Prompt: From the listing below, extract every line containing "settings".

Records provided:
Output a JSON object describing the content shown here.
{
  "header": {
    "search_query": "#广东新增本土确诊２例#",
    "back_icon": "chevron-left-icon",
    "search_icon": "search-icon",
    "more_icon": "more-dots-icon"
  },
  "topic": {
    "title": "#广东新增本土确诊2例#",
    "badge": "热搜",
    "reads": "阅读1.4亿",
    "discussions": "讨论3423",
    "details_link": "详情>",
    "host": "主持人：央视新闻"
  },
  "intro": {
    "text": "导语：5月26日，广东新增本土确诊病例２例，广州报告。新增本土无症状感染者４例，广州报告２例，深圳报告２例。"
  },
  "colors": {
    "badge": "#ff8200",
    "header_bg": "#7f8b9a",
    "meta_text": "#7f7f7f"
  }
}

---

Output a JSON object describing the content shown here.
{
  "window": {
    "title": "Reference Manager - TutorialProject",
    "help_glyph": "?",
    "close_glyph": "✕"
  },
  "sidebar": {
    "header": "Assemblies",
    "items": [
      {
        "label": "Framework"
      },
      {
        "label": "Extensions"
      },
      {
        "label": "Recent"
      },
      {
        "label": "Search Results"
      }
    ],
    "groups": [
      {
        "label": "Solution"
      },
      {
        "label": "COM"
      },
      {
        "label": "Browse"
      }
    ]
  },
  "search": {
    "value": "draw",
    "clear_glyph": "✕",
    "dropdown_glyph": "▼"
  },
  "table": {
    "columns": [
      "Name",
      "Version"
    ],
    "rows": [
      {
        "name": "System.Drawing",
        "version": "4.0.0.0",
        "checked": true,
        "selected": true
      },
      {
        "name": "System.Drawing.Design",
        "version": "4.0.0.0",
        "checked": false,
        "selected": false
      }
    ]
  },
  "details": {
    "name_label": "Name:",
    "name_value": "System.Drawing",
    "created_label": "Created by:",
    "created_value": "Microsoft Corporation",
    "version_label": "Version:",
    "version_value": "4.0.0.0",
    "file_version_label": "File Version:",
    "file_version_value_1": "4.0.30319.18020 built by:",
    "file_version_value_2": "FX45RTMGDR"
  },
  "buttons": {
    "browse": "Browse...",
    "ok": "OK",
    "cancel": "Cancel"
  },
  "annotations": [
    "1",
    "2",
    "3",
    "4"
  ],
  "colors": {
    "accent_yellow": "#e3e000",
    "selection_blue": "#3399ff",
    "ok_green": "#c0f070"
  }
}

--

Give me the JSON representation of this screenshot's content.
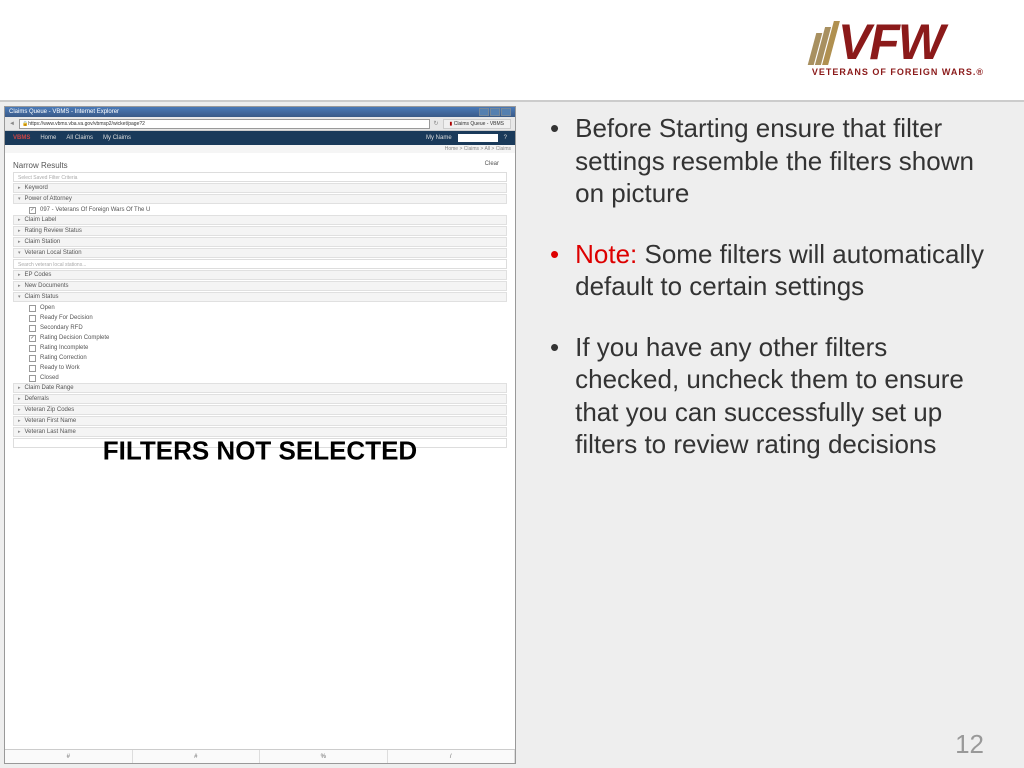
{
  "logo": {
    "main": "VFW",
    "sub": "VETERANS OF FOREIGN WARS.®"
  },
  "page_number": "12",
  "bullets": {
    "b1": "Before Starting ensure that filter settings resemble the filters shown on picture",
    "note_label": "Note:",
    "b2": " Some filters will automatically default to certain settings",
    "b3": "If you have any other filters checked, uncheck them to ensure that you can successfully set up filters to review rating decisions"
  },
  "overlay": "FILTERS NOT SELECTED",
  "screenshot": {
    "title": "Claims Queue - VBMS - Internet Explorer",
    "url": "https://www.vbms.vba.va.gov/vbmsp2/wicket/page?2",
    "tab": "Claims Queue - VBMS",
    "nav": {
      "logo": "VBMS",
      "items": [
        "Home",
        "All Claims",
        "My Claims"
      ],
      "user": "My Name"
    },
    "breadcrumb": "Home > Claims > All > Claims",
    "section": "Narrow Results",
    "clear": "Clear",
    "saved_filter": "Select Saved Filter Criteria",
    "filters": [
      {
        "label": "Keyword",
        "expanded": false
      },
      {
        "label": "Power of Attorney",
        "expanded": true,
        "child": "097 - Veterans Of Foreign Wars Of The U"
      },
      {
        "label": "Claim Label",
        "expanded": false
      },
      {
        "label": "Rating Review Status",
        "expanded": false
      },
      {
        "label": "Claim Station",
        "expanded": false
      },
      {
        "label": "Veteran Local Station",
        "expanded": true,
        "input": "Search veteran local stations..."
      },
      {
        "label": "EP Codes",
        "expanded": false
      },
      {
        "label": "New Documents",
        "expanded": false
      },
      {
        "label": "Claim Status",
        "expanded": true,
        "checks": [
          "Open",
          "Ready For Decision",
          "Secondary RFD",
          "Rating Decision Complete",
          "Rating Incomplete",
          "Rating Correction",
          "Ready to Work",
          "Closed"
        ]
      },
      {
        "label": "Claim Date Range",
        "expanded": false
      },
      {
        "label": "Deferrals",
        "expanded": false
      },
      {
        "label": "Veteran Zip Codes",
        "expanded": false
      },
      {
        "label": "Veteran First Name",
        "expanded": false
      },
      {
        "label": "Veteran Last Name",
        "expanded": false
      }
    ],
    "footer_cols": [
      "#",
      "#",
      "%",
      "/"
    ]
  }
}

The completed task:
    "b1": "Before Starting ensure that filter settings resemble the filters shown on picture",
    "b2": " Some filters will automatically default to certain settings",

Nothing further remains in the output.